__PROBLEM DESCRIPTION__
Repeat all entries exactly.

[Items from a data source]

"""

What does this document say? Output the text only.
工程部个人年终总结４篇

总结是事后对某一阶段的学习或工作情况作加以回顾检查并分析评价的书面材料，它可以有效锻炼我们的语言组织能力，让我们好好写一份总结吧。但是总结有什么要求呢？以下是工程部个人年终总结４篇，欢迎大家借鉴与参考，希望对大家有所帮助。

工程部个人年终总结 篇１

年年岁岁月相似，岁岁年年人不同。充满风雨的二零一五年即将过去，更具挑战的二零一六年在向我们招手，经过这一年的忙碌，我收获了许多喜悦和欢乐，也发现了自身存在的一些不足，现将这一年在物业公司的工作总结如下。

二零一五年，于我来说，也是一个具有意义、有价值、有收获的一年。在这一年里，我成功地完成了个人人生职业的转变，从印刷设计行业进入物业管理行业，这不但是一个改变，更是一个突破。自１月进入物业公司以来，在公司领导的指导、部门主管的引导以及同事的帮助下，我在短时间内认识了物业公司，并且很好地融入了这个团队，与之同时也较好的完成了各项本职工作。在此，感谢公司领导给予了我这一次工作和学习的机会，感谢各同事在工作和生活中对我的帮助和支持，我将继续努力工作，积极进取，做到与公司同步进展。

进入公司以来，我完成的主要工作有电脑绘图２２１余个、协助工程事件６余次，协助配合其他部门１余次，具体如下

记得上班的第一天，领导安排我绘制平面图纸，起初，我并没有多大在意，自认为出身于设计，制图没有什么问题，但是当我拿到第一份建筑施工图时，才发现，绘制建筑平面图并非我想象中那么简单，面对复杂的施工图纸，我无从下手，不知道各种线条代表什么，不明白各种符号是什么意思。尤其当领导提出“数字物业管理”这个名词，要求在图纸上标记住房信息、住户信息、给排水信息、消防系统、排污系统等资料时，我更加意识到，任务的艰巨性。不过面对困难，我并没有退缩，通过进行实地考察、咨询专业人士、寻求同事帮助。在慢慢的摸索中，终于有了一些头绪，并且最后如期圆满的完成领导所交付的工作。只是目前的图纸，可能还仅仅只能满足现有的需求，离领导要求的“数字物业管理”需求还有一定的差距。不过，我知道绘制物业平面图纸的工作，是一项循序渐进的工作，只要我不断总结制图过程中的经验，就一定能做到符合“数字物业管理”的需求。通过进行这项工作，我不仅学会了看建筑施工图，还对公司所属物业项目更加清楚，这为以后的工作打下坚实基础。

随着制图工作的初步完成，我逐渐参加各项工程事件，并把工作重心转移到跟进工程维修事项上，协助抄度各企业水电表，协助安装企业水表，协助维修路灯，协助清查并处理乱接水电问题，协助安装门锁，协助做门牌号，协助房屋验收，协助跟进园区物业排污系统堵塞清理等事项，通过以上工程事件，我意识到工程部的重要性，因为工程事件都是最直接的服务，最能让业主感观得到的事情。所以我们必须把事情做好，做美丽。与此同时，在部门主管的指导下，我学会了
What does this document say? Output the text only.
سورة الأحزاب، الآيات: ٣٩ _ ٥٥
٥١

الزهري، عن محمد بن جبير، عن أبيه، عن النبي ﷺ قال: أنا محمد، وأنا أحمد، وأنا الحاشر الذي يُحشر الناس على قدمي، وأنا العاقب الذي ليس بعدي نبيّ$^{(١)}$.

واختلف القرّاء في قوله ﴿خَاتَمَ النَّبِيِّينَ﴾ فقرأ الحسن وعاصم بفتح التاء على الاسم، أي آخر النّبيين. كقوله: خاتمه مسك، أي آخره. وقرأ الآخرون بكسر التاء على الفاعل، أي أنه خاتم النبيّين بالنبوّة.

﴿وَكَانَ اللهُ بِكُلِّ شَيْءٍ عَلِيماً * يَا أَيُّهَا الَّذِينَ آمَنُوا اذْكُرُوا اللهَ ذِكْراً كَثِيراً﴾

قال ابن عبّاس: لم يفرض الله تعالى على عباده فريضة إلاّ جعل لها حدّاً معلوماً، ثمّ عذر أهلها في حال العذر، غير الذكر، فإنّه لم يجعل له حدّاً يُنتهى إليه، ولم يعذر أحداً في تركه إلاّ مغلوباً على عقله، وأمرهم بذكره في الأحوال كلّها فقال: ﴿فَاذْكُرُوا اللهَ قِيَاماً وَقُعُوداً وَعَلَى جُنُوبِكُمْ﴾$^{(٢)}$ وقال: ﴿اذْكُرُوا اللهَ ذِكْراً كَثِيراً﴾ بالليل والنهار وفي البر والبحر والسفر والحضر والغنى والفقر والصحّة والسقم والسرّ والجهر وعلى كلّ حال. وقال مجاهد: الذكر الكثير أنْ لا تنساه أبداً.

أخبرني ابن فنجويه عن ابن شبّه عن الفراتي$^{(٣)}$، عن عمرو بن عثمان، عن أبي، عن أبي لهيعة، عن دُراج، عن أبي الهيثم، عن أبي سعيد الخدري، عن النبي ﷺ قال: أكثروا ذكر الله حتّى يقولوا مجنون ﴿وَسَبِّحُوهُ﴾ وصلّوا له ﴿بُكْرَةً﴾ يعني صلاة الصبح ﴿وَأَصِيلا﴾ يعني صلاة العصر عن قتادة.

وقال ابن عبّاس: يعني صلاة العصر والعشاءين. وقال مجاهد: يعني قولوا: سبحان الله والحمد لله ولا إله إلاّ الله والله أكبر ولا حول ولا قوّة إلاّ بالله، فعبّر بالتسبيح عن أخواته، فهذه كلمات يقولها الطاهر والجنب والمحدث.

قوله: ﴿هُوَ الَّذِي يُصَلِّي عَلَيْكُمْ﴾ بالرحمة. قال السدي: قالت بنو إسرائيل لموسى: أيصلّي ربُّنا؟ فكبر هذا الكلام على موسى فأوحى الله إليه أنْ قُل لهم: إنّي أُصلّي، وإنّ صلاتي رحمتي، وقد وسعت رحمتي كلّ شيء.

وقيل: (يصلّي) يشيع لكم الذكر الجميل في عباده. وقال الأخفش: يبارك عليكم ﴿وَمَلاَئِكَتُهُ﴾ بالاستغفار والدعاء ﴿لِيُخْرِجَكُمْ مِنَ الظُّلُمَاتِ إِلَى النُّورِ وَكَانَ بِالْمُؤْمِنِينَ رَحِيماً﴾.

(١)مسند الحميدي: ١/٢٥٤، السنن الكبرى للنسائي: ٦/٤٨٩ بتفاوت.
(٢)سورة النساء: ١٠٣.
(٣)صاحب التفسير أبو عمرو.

"""

__ANSWER TO THE EXERCISE__
What does this document say? Output the text only.
工程部个人年终总结４篇

总结是事后对某一阶段的学习或工作情况作加以回顾检查并分析评价的书面材料，它可以有效锻炼我们的语言组织能力，让我们好好写一份总结吧。但是总结有什么要求呢？以下是工程部个人年终总结４篇，欢迎大家借鉴与参考，希望对大家有所帮助。

工程部个人年终总结 篇１

年年岁岁月相似，岁岁年年人不同。充满风雨的二零一五年即将过去，更具挑战的二零一六年在向我们招手，经过这一年的忙碌，我收获了许多喜悦和欢乐，也发现了自身存在的一些不足，现将这一年在物业公司的工作总结如下。

二零一五年，于我来说，也是一个具有意义、有价值、有收获的一年。在这一年里，我成功地完成了个人人生职业的转变，从印刷设计行业进入物业管理行业，这不但是一个改变，更是一个突破。自１月进入物业公司以来，在公司领导的指导、部门主管的引导以及同事的帮助下，我在短时间内认识了物业公司，并且很好地融入了这个团队，与之同时也较好的完成了各项本职工作。在此，感谢公司领导给予了我这一次工作和学习的机会，感谢各同事在工作和生活中对我的帮助和支持，我将继续努力工作，积极进取，做到与公司同步进展。

进入公司以来，我完成的主要工作有电脑绘图２２１余个、协助工程事件６余次，协助配合其他部门１余次，具体如下

记得上班的第一天，领导安排我绘制平面图纸，起初，我并没有多大在意，自认为出身于设计，制图没有什么问题，但是当我拿到第一份建筑施工图时，才发现，绘制建筑平面图并非我想象中那么简单，面对复杂的施工图纸，我无从下手，不知道各种线条代表什么，不明白各种符号是什么意思。尤其当领导提出“数字物业管理”这个名词，要求在图纸上标记住房信息、住户信息、给排水信息、消防系统、排污系统等资料时，我更加意识到，任务的艰巨性。不过面对困难，我并没有退缩，通过进行实地考察、咨询专业人士、寻求同事帮助。在慢慢的摸索中，终于有了一些头绪，并且最后如期圆满的完成领导所交付的工作。只是目前的图纸，可能还仅仅只能满足现有的需求，离领导要求的“数字物业管理”需求还有一定的差距。不过，我知道绘制物业平面图纸的工作，是一项循序渐进的工作，只要我不断总结制图过程中的经验，就一定能做到符合“数字物业管理”的需求。通过进行这项工作，我不仅学会了看建筑施工图，还对公司所属物业项目更加清楚，这为以后的工作打下坚实基础。

随着制图工作的初步完成，我逐渐参加各项工程事件，并把工作重心转移到跟进工程维修事项上，协助抄度各企业水电表，协助安装企业水表，协助维修路灯，协助清查并处理乱接水电问题，协助安装门锁，协助做门牌号，协助房屋验收，协助跟进园区物业排污系统堵塞清理等事项，通过以上工程事件，我意识到工程部的重要性，因为工程事件都是最直接的服务，最能让业主感观得到的事情。所以我们必须把事情做好，做美丽。与此同时，在部门主管的指导下，我学会了
What does this document say? Output the text only.
سورة الأحزاب، الآيات: ٣٩ _ ٥٥
٥١

الزهري، عن محمد بن جبير، عن أبيه، عن النبي ﷺ قال: أنا محمد، وأنا أحمد، وأنا الحاشر الذي يُحشر الناس على قدمي، وأنا العاقب الذي ليس بعدي نبيّ$^{(١)}$.

واختلف القرّاء في قوله ﴿خَاتَمَ النَّبِيِّينَ﴾ فقرأ الحسن وعاصم بفتح التاء على الاسم، أي آخر النّبيين. كقوله: خاتمه مسك، أي آخره. وقرأ الآخرون بكسر التاء على الفاعل، أي أنه خاتم النبيّين بالنبوّة.

﴿وَكَانَ اللهُ بِكُلِّ شَيْءٍ عَلِيماً * يَا أَيُّهَا الَّذِينَ آمَنُوا اذْكُرُوا اللهَ ذِكْراً كَثِيراً﴾

قال ابن عبّاس: لم يفرض الله تعالى على عباده فريضة إلاّ جعل لها حدّاً معلوماً، ثمّ عذر أهلها في حال العذر، غير الذكر، فإنّه لم يجعل له حدّاً يُنتهى إليه، ولم يعذر أحداً في تركه إلاّ مغلوباً على عقله، وأمرهم بذكره في الأحوال كلّها فقال: ﴿فَاذْكُرُوا اللهَ قِيَاماً وَقُعُوداً وَعَلَى جُنُوبِكُمْ﴾$^{(٢)}$ وقال: ﴿اذْكُرُوا اللهَ ذِكْراً كَثِيراً﴾ بالليل والنهار وفي البر والبحر والسفر والحضر والغنى والفقر والصحّة والسقم والسرّ والجهر وعلى كلّ حال. وقال مجاهد: الذكر الكثير أنْ لا تنساه أبداً.

أخبرني ابن فنجويه عن ابن شبّه عن الفراتي$^{(٣)}$، عن عمرو بن عثمان، عن أبي، عن أبي لهيعة، عن دُراج، عن أبي الهيثم، عن أبي سعيد الخدري، عن النبي ﷺ قال: أكثروا ذكر الله حتّى يقولوا مجنون ﴿وَسَبِّحُوهُ﴾ وصلّوا له ﴿بُكْرَةً﴾ يعني صلاة الصبح ﴿وَأَصِيلا﴾ يعني صلاة العصر عن قتادة.

وقال ابن عبّاس: يعني صلاة العصر والعشاءين. وقال مجاهد: يعني قولوا: سبحان الله والحمد لله ولا إله إلاّ الله والله أكبر ولا حول ولا قوّة إلاّ بالله، فعبّر بالتسبيح عن أخواته، فهذه كلمات يقولها الطاهر والجنب والمحدث.

قوله: ﴿هُوَ الَّذِي يُصَلِّي عَلَيْكُمْ﴾ بالرحمة. قال السدي: قالت بنو إسرائيل لموسى: أيصلّي ربُّنا؟ فكبر هذا الكلام على موسى فأوحى الله إليه أنْ قُل لهم: إنّي أُصلّي، وإنّ صلاتي رحمتي، وقد وسعت رحمتي كلّ شيء.

وقيل: (يصلّي) يشيع لكم الذكر الجميل في عباده. وقال الأخفش: يبارك عليكم ﴿وَمَلاَئِكَتُهُ﴾ بالاستغفار والدعاء ﴿لِيُخْرِجَكُمْ مِنَ الظُّلُمَاتِ إِلَى النُّورِ وَكَانَ بِالْمُؤْمِنِينَ رَحِيماً﴾.

(١)مسند الحميدي: ١/٢٥٤، السنن الكبرى للنسائي: ٦/٤٨٩ بتفاوت.
(٢)سورة النساء: ١٠٣.
(٣)صاحب التفسير أبو عمرو.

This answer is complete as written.